▸ **Task prompt**
Retype each of the entries below exactly, leaving out the pictures.

________________

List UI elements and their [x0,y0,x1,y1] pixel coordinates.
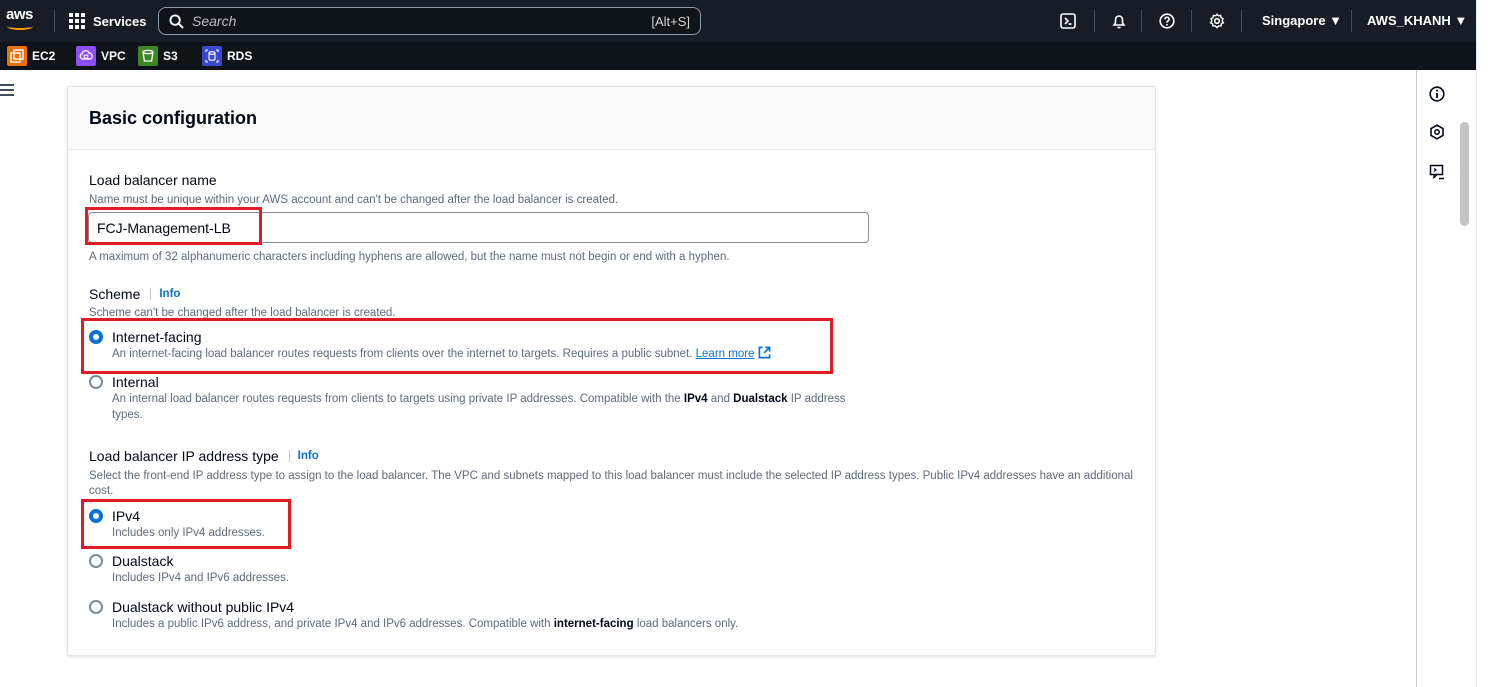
nav-divider [54,10,55,32]
radio-text: Dualstack Includes IPv4 and IPv6 address… [112,552,289,586]
radio-label: Internal [112,374,159,390]
radio-text: IPv4 Includes only IPv4 addresses. [112,507,265,541]
radio-description: Includes IPv4 and IPv6 addresses. [112,572,290,584]
radio-text: Dualstack without public IPv4 Includes a… [112,598,738,632]
ec2-icon [7,46,27,66]
radio-description-text: load balancers only. [636,618,739,630]
rds-database-icon [202,46,222,66]
side-navigation-toggle-icon[interactable] [0,84,14,96]
aws-logo[interactable]: aws [6,4,36,38]
vertical-scrollbar[interactable] [1460,122,1469,226]
radio-internet-facing[interactable]: Internet-facing An internet-facing load … [89,328,771,362]
ip-address-type-description: Select the front-end IP address type to … [89,470,1133,497]
nav-divider [1191,10,1192,32]
load-balancer-name-description: Name must be unique within your AWS acco… [89,194,619,206]
window-edge [1476,0,1490,687]
radio-dualstack-without-public-ipv4[interactable]: Dualstack without public IPv4 Includes a… [89,598,738,632]
radio-description: An internet-facing load balancer routes … [112,346,771,362]
radio-description: Includes a public IPv6 address, and priv… [112,616,738,632]
hexagon-settings-icon[interactable] [1428,123,1446,141]
radio-description-bold: Dualstack [733,393,788,405]
radio-description-text: Includes a public IPv6 address, and priv… [112,618,551,630]
ip-address-type-header: Load balancer IP address type Info [89,448,319,464]
radio-button[interactable] [89,554,103,568]
radio-description-bold: internet-facing [553,618,634,630]
scheme-description: Scheme can't be changed after the load b… [89,307,396,319]
account-menu[interactable]: AWS_KHANH ▼ [1367,13,1467,28]
container-header: Basic configuration [68,87,1155,150]
section-title: Basic configuration [89,108,258,128]
load-balancer-name-input[interactable] [88,212,869,243]
radio-ipv4[interactable]: IPv4 Includes only IPv4 addresses. [89,507,265,541]
radio-label: Internet-facing [112,329,202,345]
learn-more-link[interactable]: Learn more [696,348,755,360]
info-icon[interactable] [1428,85,1446,103]
favorite-label: S3 [163,49,178,63]
nav-divider [1141,10,1142,32]
radio-description: Includes only IPv4 addresses. [112,527,265,539]
search-box[interactable]: [Alt+S] [158,7,701,35]
search-shortcut: [Alt+S] [651,13,690,29]
favorite-label: RDS [227,49,253,63]
radio-dualstack[interactable]: Dualstack Includes IPv4 and IPv6 address… [89,552,289,586]
search-input[interactable] [192,13,652,29]
scheme-header: Scheme Info [89,286,180,302]
radio-description-bold: IPv4 [683,393,708,405]
radio-description-text: An internet-facing load balancer routes … [112,348,693,360]
radio-description-text: and [710,393,730,405]
radio-text: Internet-facing An internet-facing load … [112,328,771,362]
top-navigation-bar: aws Services [Alt+S] Singapore ▼ AWS_KHA… [0,0,1476,42]
load-balancer-name-label: Load balancer name [89,172,217,188]
load-balancer-name-constraint: A maximum of 32 alphanumeric characters … [89,251,730,263]
radio-button-selected[interactable] [89,509,103,523]
region-selector[interactable]: Singapore ▼ [1262,13,1342,28]
ip-address-type-label: Load balancer IP address type [89,448,279,464]
scheme-info-link[interactable]: Info [150,288,180,300]
favorites-bar: EC2 VPC S3 RDS [0,42,1476,70]
settings-gear-icon[interactable] [1208,12,1226,30]
radio-button-selected[interactable] [89,330,103,344]
help-icon[interactable] [1158,12,1176,30]
services-label: Services [93,13,147,29]
services-grid-icon [69,13,85,29]
external-link-icon[interactable] [758,346,771,359]
radio-text: Internal An internal load balancer route… [112,373,879,423]
radio-label: Dualstack without public IPv4 [112,599,295,615]
radio-internal[interactable]: Internal An internal load balancer route… [89,373,879,423]
s3-bucket-icon [138,46,158,66]
feedback-screen-icon[interactable] [1428,163,1446,181]
nav-divider [1241,10,1242,32]
radio-description-text: An internal load balancer routes request… [112,393,681,405]
vpc-icon [76,46,96,66]
radio-label: IPv4 [112,508,141,524]
basic-configuration-container: Basic configuration Load balancer name N… [67,86,1156,656]
favorite-label: EC2 [32,49,56,63]
favorite-rds[interactable]: RDS [202,46,252,66]
favorite-label: VPC [101,49,126,63]
favorite-ec2[interactable]: EC2 [7,46,55,66]
search-icon [169,13,184,29]
aws-logo-smile [7,23,33,30]
ip-address-type-info-link[interactable]: Info [288,450,319,462]
radio-description: An internal load balancer routes request… [112,391,879,423]
nav-divider [1351,10,1352,32]
notifications-bell-icon[interactable] [1110,12,1128,30]
cloudshell-icon[interactable] [1059,12,1077,30]
nav-divider [1094,10,1095,32]
radio-label: Dualstack [112,553,174,569]
scheme-label: Scheme [89,286,141,302]
right-panel-divider [1416,70,1417,687]
aws-logo-text: aws [6,6,33,23]
favorite-vpc[interactable]: VPC [76,46,126,66]
radio-button[interactable] [89,375,103,389]
radio-button[interactable] [89,600,103,614]
favorite-s3[interactable]: S3 [138,46,178,66]
services-menu-button[interactable]: Services [69,11,147,31]
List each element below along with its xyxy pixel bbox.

________________

▸ **Written answer**
List UI elements and their [x0,y0,x1,y1] pixel coordinates.
nav-divider [54,10,55,32]
radio-text: Dualstack Includes IPv4 and IPv6 address… [112,552,289,586]
radio-label: Internal [112,374,159,390]
radio-text: IPv4 Includes only IPv4 addresses. [112,507,265,541]
radio-description: Includes IPv4 and IPv6 addresses. [112,572,290,584]
radio-text: Dualstack without public IPv4 Includes a… [112,598,738,632]
ec2-icon [7,46,27,66]
radio-description-text: load balancers only. [636,618,739,630]
rds-database-icon [202,46,222,66]
side-navigation-toggle-icon[interactable] [0,84,14,96]
aws-logo[interactable]: aws [6,4,36,38]
vertical-scrollbar[interactable] [1460,122,1469,226]
radio-internet-facing[interactable]: Internet-facing An internet-facing load … [89,328,771,362]
ip-address-type-description: Select the front-end IP address type to … [89,470,1133,497]
nav-divider [1191,10,1192,32]
load-balancer-name-description: Name must be unique within your AWS acco… [89,194,619,206]
window-edge [1476,0,1490,687]
radio-dualstack-without-public-ipv4[interactable]: Dualstack without public IPv4 Includes a… [89,598,738,632]
radio-description: An internet-facing load balancer routes … [112,346,771,362]
radio-description: Includes a public IPv6 address, and priv… [112,616,738,632]
hexagon-settings-icon[interactable] [1428,123,1446,141]
radio-description-bold: Dualstack [733,393,788,405]
radio-description-text: Includes a public IPv6 address, and priv… [112,618,551,630]
ip-address-type-header: Load balancer IP address type Info [89,448,319,464]
radio-button[interactable] [89,554,103,568]
radio-description-bold: internet-facing [553,618,634,630]
scheme-description: Scheme can't be changed after the load b… [89,307,396,319]
account-menu[interactable]: AWS_KHANH ▼ [1367,13,1467,28]
container-header: Basic configuration [68,87,1155,150]
section-title: Basic configuration [89,108,258,128]
load-balancer-name-input[interactable] [88,212,869,243]
radio-ipv4[interactable]: IPv4 Includes only IPv4 addresses. [89,507,265,541]
radio-label: Internet-facing [112,329,202,345]
learn-more-link[interactable]: Learn more [696,348,755,360]
info-icon[interactable] [1428,85,1446,103]
favorite-label: S3 [163,49,178,63]
nav-divider [1141,10,1142,32]
radio-description: Includes only IPv4 addresses. [112,527,265,539]
search-box[interactable]: [Alt+S] [158,7,701,35]
search-shortcut: [Alt+S] [651,13,690,29]
favorite-label: RDS [227,49,253,63]
radio-dualstack[interactable]: Dualstack Includes IPv4 and IPv6 address… [89,552,289,586]
search-input[interactable] [192,13,652,29]
scheme-header: Scheme Info [89,286,180,302]
radio-description-bold: IPv4 [683,393,708,405]
radio-description-text: An internet-facing load balancer routes … [112,348,693,360]
radio-description-text: and [710,393,730,405]
radio-text: Internet-facing An internet-facing load … [112,328,771,362]
top-navigation-bar: aws Services [Alt+S] Singapore ▼ AWS_KHA… [0,0,1476,42]
load-balancer-name-label: Load balancer name [89,172,217,188]
load-balancer-name-constraint: A maximum of 32 alphanumeric characters … [89,251,730,263]
radio-button-selected[interactable] [89,509,103,523]
region-selector[interactable]: Singapore ▼ [1262,13,1342,28]
ip-address-type-label: Load balancer IP address type [89,448,279,464]
scheme-info-link[interactable]: Info [150,288,180,300]
favorites-bar: EC2 VPC S3 RDS [0,42,1476,70]
settings-gear-icon[interactable] [1208,12,1226,30]
radio-button-selected[interactable] [89,330,103,344]
help-icon[interactable] [1158,12,1176,30]
services-label: Services [93,13,147,29]
services-grid-icon [69,13,85,29]
external-link-icon[interactable] [758,346,771,359]
radio-text: Internal An internal load balancer route… [112,373,879,423]
radio-label: Dualstack without public IPv4 [112,599,295,615]
radio-internal[interactable]: Internal An internal load balancer route… [89,373,879,423]
s3-bucket-icon [138,46,158,66]
feedback-screen-icon[interactable] [1428,163,1446,181]
nav-divider [1241,10,1242,32]
radio-description-text: An internal load balancer routes request… [112,393,681,405]
vpc-icon [76,46,96,66]
radio-label: IPv4 [112,508,141,524]
basic-configuration-container: Basic configuration Load balancer name N… [67,86,1156,656]
favorite-label: EC2 [32,49,56,63]
favorite-rds[interactable]: RDS [202,46,252,66]
favorite-label: VPC [101,49,126,63]
favorite-ec2[interactable]: EC2 [7,46,55,66]
search-icon [169,13,184,29]
aws-logo-smile [7,23,33,30]
ip-address-type-info-link[interactable]: Info [288,450,319,462]
radio-description: An internal load balancer routes request… [112,391,879,423]
nav-divider [1351,10,1352,32]
notifications-bell-icon[interactable] [1110,12,1128,30]
cloudshell-icon[interactable] [1059,12,1077,30]
nav-divider [1094,10,1095,32]
radio-label: Dualstack [112,553,174,569]
scheme-label: Scheme [89,286,141,302]
right-panel-divider [1416,70,1417,687]
aws-logo-text: aws [6,6,33,23]
favorite-vpc[interactable]: VPC [76,46,126,66]
radio-button[interactable] [89,375,103,389]
radio-button[interactable] [89,600,103,614]
favorite-s3[interactable]: S3 [138,46,178,66]
services-menu-button[interactable]: Services [69,11,147,31]
List each element below along with its xyxy pixel bbox.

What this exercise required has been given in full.